**Task instructions**:
Filter the records below and copy every line containing the word "screenshot".

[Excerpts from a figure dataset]
------------------------------------------------

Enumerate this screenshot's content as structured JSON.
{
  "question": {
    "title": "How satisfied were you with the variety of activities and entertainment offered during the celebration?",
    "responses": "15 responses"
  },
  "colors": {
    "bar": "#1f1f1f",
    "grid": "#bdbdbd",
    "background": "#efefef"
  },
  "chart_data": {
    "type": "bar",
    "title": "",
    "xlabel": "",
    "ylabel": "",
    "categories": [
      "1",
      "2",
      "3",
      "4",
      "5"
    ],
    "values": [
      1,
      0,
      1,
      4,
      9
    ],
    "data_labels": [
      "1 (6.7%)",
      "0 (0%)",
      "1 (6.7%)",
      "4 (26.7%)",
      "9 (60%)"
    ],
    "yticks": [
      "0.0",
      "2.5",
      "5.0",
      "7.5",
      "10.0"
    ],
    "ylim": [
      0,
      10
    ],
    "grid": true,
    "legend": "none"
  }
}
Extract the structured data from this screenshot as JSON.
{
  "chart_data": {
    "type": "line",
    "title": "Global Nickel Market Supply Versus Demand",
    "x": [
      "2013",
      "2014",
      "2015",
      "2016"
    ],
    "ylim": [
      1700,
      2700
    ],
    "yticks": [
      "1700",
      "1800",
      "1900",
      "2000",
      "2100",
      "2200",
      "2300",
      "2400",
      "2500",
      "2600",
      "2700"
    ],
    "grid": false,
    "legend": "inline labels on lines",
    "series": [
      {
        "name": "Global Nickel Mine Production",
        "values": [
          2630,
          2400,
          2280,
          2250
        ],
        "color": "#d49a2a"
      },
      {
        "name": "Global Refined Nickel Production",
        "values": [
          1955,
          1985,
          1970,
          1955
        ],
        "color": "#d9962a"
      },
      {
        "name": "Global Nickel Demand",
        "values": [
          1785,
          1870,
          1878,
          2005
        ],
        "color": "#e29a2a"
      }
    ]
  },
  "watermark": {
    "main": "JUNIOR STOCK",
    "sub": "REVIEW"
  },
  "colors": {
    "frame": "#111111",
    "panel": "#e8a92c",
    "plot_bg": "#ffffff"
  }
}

------------------------------------------------

**Response to the exercise**:
Enumerate this screenshot's content as structured JSON.
Extract the structured data from this screenshot as JSON.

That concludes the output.